■ Aim of the exercise ■
Write the records below out in full, character for character, with no pictures.

■ Exercise inputs ■

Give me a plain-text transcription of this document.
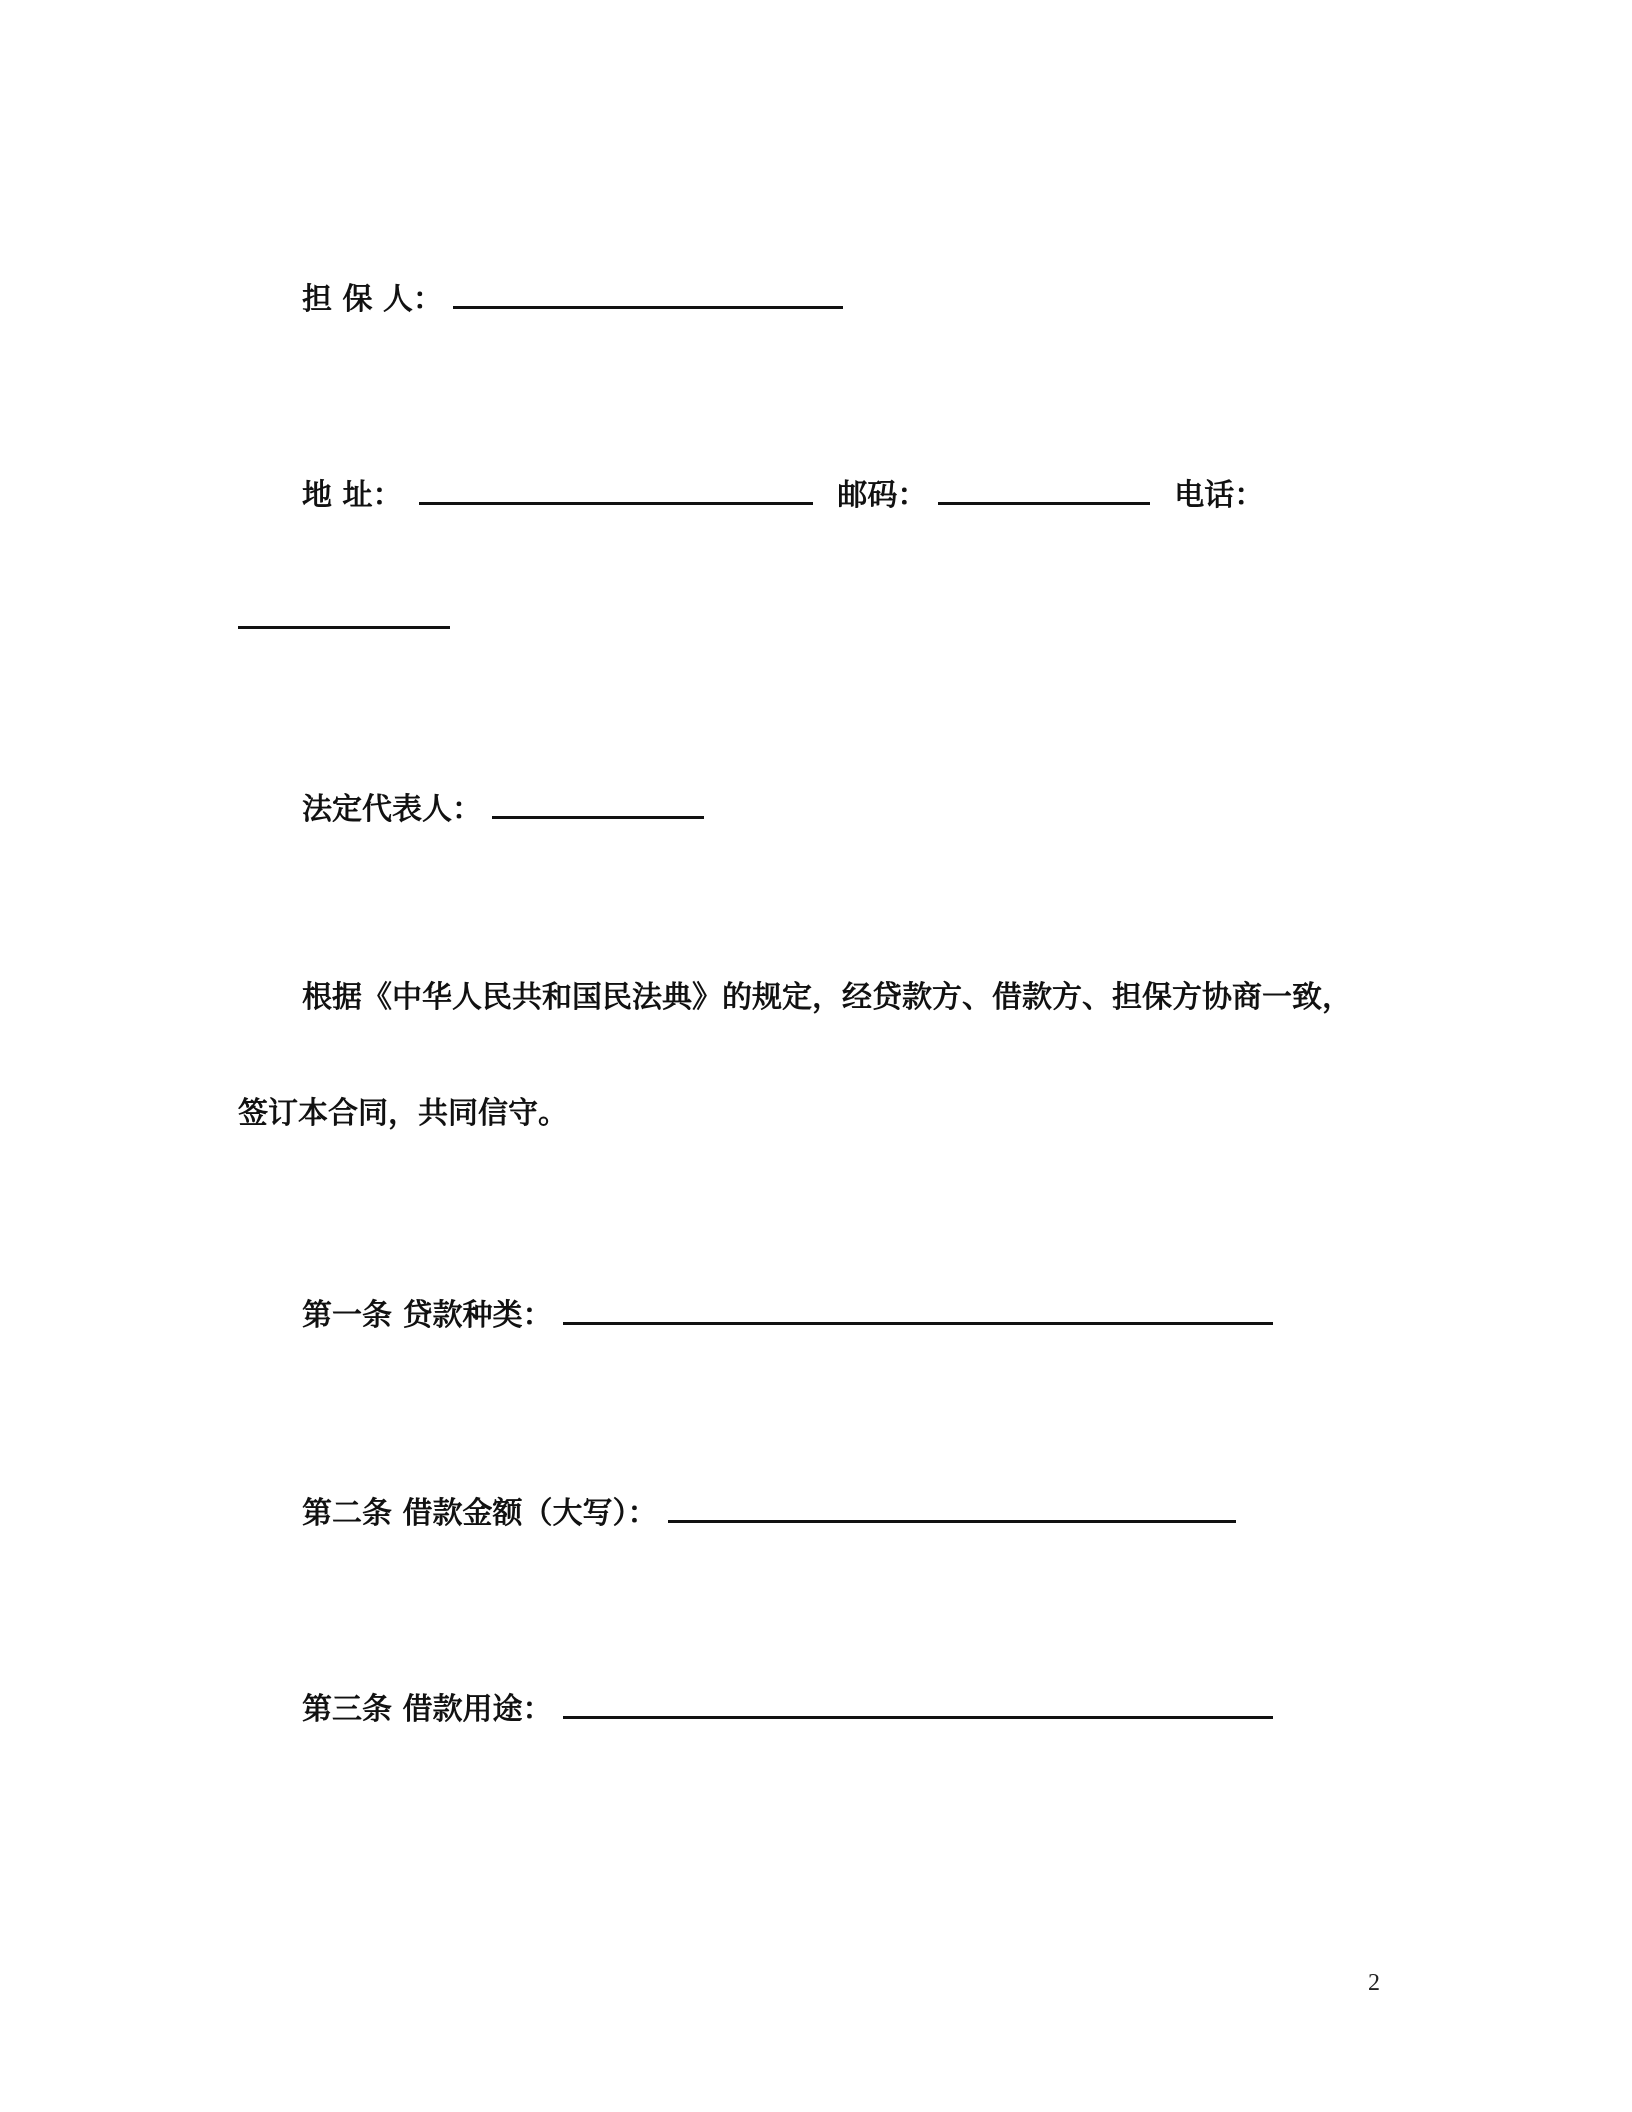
担 保 人：
地 址：	邮码：	电话：
法定代表人：
根据《中华人民共和国民法典》的规定，经贷款方、借款方、担保方协商一致，
签订本合同，共同信守。
第一条 贷款种类：
第二条 借款金额（大写）：
第三条 借款用途：
2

■ Output for this task ■
Give me a plain-text transcription of this document.
担 保 人：
地 址：	邮码：	电话：
法定代表人：
根据《中华人民共和国民法典》的规定，经贷款方、借款方、担保方协商一致，
签订本合同，共同信守。
第一条 贷款种类：
第二条 借款金额（大写）：
第三条 借款用途：
2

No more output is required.